Stored records
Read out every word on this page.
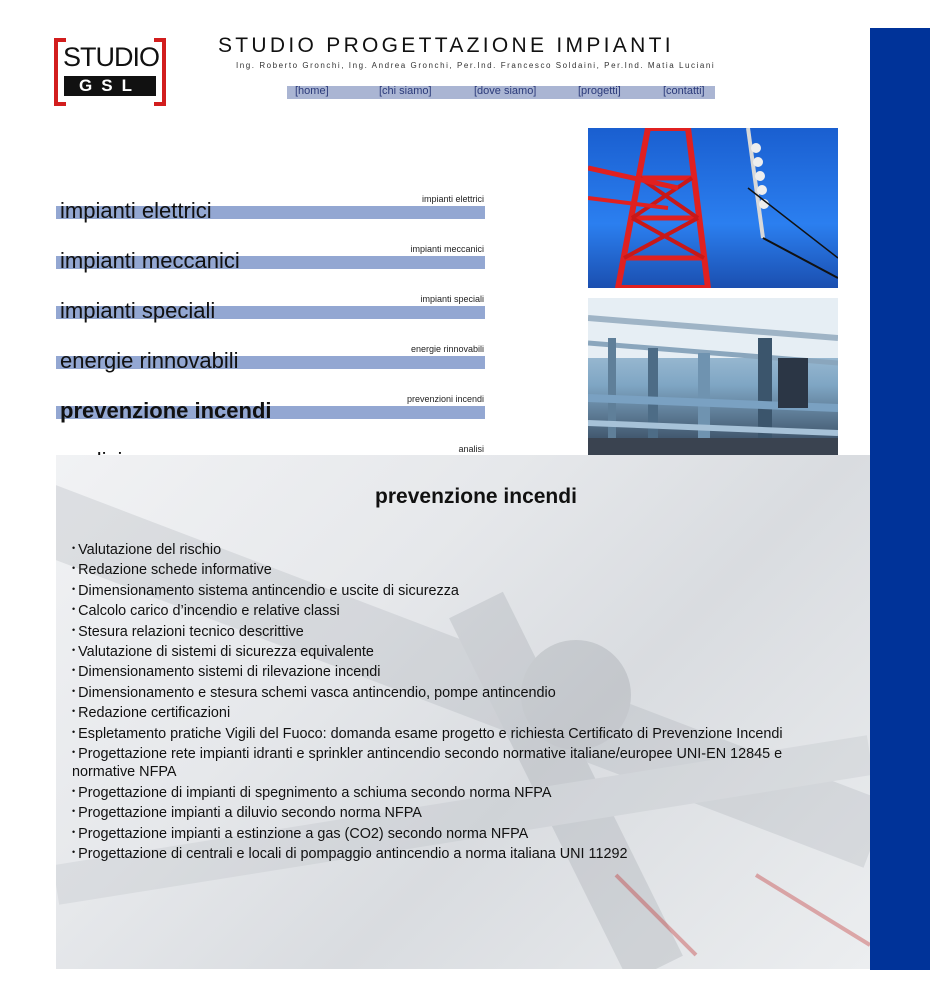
STUDIO
GSL
STUDIO PROGETTAZIONE IMPIANTI
Ing. Roberto Gronchi, Ing. Andrea Gronchi, Per.Ind. Francesco Soldaini, Per.Ind. Matia Luciani
[home]	[chi siamo]	[dove siamo]	[progetti]	[contatti]
impianti elettrici
impianti elettrici
impianti meccanici
impianti meccanici
impianti speciali
impianti speciali
energie rinnovabili
energie rinnovabili
prevenzioni incendi
prevenzione incendi
analisi
prevenzione incendi
• Valutazione del rischio
• Redazione schede informative
• Dimensionamento sistema antincendio e uscite di sicurezza
• Calcolo carico d’incendio e relative classi
• Stesura relazioni tecnico descrittive
• Valutazione di sistemi di sicurezza equivalente
• Dimensionamento sistemi di rilevazione incendi
• Dimensionamento e stesura schemi vasca antincendio, pompe antincendio
• Redazione certificazioni
• Espletamento pratiche Vigili del Fuoco: domanda esame progetto e richiesta Certificato di Prevenzione Incendi
• Progettazione rete impianti idranti e sprinkler antincendio secondo normative italiane/europee UNI-EN 12845 e normative NFPA
• Progettazione di impianti di spegnimento a schiuma secondo norma NFPA
• Progettazione impianti a diluvio secondo norma NFPA
• Progettazione impianti a estinzione a gas (CO2) secondo norma NFPA
• Progettazione di centrali e locali di pompaggio antincendio a norma italiana UNI 11292
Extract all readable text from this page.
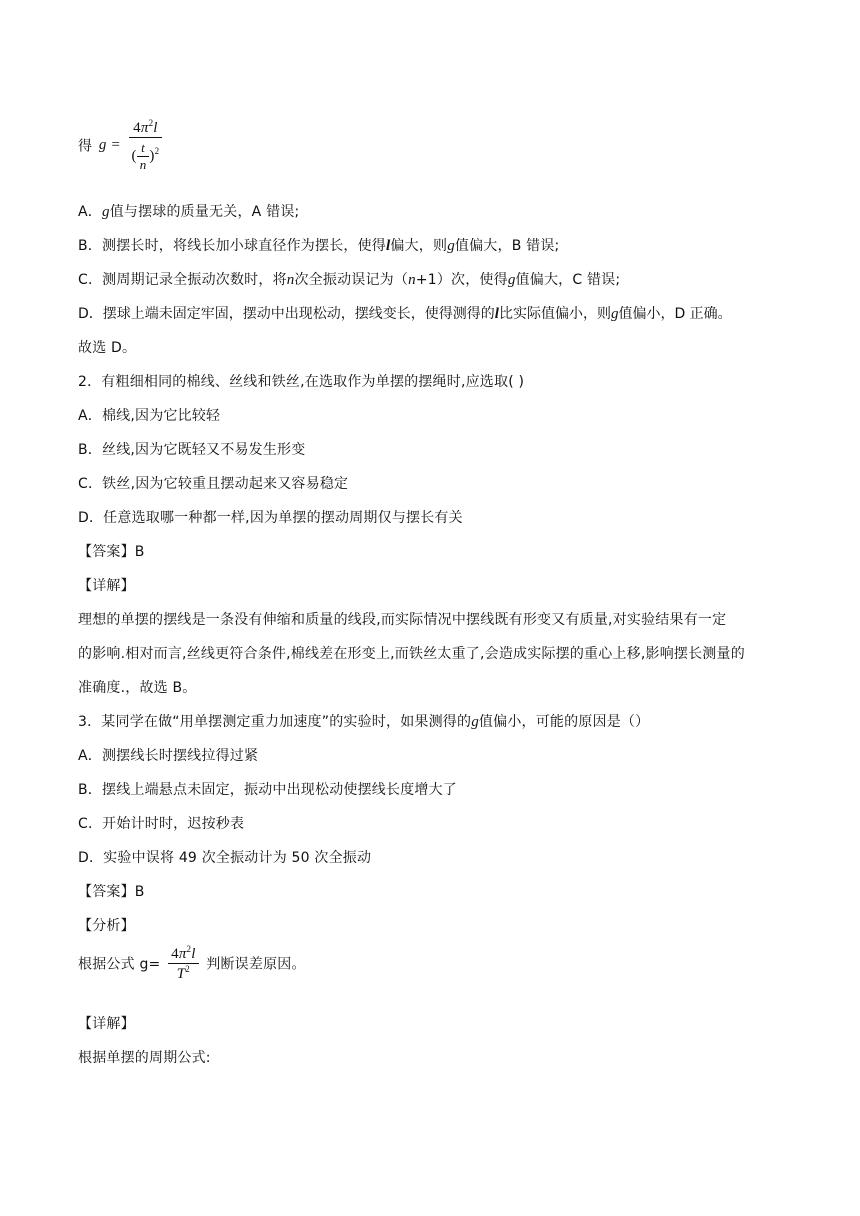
得 $g = \frac{4\pi^2l}{( \frac{t}{n} )^2}$
A．g值与摆球的质量无关，A 错误;
B．测摆长时，将线长加小球直径作为摆长，使得l偏大，则g值偏大，B 错误;
C．测周期记录全振动次数时，将n次全振动误记为（n+1）次，使得g值偏大，C 错误;
D．摆球上端未固定牢固，摆动中出现松动，摆线变长，使得测得的l比实际值偏小，则g值偏小，D 正确。
故选 D。
2．有粗细相同的棉线、丝线和铁丝,在选取作为单摆的摆绳时,应选取( )
A．棉线,因为它比较轻
B．丝线,因为它既轻又不易发生形变
C．铁丝,因为它较重且摆动起来又容易稳定
D．任意选取哪一种都一样,因为单摆的摆动周期仅与摆长有关
【答案】B
【详解】
理想的单摆的摆线是一条没有伸缩和质量的线段,而实际情况中摆线既有形变又有质量,对实验结果有一定
的影响.相对而言,丝线更符合条件,棉线差在形变上,而铁丝太重了,会造成实际摆的重心上移,影响摆长测量的
准确度.，故选 B。
3．某同学在做“用单摆测定重力加速度”的实验时，如果测得的g值偏小，可能的原因是（）
A．测摆线长时摆线拉得过紧
B．摆线上端悬点未固定，振动中出现松动使摆线长度增大了
C．开始计时时，迟按秒表
D．实验中误将 49 次全振动计为 50 次全振动
【答案】B
【分析】
根据公式 $g= \frac{4\pi^2l}{T^2}$ 判断误差原因。
【详解】
根据单摆的周期公式:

### What you need to do
Which lines above contain "STUDIO"? Show each of them.

### Response for this exercise
STUDIO
STUDIO PROGETTAZIONE IMPIANTI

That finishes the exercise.